## Dataset content
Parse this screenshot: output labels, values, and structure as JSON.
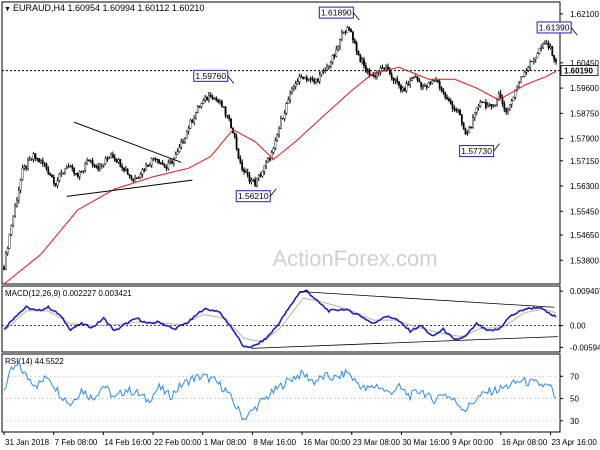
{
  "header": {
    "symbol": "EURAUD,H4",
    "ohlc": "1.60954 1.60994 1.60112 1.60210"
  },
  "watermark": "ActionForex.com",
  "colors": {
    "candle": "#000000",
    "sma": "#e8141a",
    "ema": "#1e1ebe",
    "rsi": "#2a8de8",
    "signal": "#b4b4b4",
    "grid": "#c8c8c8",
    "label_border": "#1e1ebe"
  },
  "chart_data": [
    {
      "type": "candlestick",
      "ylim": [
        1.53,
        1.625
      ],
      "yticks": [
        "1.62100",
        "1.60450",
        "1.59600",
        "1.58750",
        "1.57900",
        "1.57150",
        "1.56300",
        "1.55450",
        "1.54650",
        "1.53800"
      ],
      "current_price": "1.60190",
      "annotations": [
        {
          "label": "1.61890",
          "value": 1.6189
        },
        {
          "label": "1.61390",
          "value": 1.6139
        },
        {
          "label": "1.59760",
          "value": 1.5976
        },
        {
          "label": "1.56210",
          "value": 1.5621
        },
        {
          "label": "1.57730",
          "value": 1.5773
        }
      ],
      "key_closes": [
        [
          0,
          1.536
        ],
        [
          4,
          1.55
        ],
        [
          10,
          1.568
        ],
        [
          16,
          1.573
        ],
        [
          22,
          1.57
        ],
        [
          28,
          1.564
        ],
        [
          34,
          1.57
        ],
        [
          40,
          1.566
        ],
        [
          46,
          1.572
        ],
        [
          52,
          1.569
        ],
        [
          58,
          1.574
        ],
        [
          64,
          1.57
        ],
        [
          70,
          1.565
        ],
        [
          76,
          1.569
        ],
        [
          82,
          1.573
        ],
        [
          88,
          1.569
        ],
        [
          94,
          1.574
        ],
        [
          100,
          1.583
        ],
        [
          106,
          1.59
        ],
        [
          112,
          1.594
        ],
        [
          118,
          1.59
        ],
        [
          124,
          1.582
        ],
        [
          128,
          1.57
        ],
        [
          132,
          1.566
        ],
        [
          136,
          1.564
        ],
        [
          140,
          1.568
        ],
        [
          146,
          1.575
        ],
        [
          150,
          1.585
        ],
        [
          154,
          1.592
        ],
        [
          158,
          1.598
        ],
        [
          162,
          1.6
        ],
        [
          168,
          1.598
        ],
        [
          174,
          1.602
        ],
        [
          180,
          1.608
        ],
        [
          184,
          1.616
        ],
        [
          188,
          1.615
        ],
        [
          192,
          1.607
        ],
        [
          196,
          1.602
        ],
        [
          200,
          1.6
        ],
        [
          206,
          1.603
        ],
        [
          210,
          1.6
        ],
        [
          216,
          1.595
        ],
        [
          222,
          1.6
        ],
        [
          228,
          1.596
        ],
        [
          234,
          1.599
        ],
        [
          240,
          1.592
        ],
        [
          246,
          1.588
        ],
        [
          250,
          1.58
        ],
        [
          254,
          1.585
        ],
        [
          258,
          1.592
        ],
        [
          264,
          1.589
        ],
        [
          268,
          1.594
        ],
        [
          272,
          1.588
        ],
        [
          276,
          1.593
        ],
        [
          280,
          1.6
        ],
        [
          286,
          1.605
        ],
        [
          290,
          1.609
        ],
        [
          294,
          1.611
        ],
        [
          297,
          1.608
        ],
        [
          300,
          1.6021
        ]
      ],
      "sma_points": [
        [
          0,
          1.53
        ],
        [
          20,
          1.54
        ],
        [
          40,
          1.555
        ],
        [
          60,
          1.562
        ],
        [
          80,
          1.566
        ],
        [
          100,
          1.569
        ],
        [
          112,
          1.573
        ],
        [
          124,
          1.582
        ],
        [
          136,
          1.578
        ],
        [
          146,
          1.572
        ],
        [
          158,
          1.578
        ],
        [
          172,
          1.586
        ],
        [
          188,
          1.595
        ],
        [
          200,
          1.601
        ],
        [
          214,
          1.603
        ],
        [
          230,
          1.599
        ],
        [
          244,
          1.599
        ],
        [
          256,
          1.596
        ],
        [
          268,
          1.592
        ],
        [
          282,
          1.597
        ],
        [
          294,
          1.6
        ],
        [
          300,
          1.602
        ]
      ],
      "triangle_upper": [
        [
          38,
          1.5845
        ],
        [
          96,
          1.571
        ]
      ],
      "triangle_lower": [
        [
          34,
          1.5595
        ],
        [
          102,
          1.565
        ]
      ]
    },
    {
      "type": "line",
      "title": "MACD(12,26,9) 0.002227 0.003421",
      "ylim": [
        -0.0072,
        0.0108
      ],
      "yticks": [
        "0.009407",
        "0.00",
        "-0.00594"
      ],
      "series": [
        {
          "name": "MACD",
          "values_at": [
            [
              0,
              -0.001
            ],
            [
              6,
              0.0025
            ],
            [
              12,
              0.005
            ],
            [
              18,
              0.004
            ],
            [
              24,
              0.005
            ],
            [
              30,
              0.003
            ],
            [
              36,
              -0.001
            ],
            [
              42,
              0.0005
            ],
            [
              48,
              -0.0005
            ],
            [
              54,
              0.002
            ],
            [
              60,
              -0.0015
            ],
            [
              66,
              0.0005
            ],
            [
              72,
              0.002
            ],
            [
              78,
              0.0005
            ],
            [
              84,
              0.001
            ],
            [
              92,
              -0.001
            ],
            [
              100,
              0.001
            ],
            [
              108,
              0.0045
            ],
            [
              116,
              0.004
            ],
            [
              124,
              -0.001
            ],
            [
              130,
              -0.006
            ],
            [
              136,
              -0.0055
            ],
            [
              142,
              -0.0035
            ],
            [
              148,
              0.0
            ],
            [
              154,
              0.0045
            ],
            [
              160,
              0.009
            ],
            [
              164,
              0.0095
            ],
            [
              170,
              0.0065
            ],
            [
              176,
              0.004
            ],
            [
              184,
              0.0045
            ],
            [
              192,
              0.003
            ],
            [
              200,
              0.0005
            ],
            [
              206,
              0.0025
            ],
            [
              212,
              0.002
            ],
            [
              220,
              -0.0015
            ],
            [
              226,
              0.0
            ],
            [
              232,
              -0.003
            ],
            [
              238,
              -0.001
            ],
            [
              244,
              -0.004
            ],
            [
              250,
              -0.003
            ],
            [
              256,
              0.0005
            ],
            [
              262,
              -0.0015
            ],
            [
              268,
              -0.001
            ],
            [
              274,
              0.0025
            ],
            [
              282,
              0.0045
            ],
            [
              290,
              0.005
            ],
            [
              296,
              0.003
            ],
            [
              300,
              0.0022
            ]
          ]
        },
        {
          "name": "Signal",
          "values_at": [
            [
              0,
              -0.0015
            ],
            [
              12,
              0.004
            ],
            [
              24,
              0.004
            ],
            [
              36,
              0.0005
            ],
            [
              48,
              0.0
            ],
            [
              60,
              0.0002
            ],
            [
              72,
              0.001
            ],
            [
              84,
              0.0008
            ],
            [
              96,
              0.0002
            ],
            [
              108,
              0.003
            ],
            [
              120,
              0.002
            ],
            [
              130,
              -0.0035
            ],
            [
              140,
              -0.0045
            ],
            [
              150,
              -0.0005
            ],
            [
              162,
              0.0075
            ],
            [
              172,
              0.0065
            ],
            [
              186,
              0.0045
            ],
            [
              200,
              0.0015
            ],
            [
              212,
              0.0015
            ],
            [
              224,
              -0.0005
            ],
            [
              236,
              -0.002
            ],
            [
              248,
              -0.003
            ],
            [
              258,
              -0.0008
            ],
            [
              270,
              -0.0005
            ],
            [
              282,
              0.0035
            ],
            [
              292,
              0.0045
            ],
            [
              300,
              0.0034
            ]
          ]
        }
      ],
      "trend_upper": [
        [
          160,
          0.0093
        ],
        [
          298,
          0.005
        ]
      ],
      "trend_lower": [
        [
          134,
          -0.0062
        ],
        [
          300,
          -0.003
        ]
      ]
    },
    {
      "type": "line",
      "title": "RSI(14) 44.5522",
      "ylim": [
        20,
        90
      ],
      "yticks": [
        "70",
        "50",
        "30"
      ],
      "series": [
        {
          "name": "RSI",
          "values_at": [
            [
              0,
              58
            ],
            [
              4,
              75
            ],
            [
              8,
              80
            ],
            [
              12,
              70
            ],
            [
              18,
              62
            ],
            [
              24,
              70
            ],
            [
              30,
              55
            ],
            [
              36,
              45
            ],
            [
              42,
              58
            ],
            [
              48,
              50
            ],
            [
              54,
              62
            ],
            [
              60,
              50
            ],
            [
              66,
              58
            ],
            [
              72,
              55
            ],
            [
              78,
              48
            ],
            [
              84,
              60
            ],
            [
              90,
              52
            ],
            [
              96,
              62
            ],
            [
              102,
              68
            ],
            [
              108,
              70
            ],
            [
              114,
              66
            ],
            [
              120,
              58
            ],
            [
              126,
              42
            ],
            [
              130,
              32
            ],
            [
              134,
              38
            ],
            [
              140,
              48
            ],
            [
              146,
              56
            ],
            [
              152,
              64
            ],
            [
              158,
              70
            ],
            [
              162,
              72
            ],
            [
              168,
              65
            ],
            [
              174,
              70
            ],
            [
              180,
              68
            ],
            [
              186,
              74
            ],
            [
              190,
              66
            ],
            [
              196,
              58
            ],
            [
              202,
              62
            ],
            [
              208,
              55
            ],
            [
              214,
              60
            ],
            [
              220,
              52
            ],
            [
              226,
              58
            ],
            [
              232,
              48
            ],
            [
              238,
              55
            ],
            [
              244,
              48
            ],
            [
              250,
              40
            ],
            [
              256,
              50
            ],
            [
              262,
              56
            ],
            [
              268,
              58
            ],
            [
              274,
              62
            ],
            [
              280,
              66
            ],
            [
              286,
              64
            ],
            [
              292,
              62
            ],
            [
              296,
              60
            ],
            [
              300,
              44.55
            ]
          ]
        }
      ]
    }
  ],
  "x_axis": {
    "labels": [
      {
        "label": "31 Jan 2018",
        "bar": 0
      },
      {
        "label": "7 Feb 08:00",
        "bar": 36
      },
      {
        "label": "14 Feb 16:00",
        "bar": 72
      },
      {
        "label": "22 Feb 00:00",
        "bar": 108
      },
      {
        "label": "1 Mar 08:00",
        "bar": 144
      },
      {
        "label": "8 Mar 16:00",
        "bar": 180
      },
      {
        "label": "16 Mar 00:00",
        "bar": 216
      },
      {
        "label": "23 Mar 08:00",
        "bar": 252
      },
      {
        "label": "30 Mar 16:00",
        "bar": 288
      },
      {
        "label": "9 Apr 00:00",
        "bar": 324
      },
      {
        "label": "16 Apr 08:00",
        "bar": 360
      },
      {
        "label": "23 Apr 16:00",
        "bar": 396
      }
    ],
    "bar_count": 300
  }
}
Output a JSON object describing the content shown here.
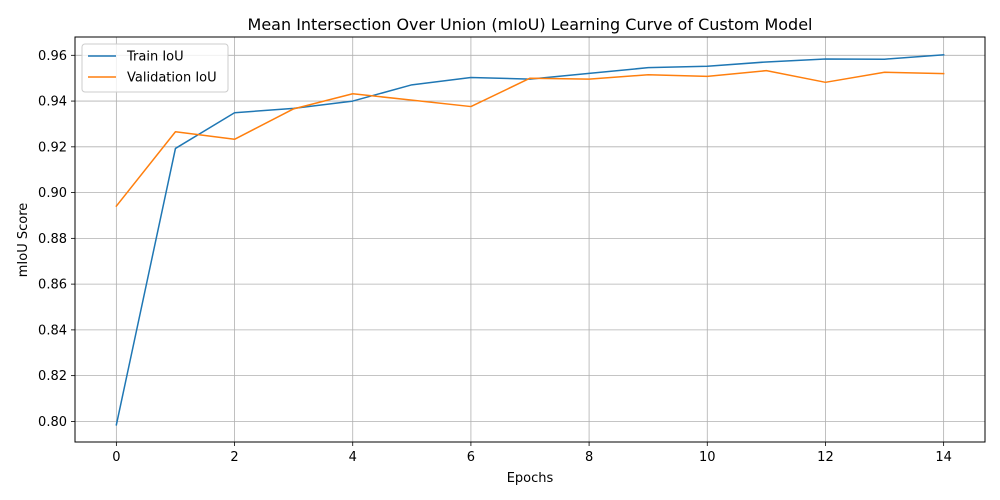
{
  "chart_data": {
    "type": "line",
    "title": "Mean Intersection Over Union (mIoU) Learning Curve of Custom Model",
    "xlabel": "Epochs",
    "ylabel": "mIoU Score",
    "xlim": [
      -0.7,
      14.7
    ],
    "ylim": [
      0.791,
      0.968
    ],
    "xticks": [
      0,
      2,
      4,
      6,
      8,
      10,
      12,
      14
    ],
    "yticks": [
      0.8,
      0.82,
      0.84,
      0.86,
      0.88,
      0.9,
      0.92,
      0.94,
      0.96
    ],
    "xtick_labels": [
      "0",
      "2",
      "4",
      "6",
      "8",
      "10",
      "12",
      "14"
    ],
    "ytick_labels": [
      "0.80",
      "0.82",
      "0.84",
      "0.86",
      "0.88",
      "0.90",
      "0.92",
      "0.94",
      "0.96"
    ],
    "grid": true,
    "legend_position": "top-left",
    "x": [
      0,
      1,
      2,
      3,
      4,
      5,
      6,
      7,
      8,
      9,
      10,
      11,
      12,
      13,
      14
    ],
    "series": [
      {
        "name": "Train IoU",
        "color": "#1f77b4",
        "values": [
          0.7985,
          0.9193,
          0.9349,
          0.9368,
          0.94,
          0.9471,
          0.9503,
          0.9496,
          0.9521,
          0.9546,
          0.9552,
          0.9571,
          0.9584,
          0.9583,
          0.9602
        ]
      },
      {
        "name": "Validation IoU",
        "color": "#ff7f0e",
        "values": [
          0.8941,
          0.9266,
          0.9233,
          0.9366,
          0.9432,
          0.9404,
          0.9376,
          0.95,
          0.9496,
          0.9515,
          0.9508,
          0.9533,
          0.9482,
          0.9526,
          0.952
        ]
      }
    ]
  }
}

## Task goal
Find and copy each line above that includes the string "MACD".

## The result
      "title": "MACD(12,26,9) 0.002227 0.003421",
          "name": "MACD",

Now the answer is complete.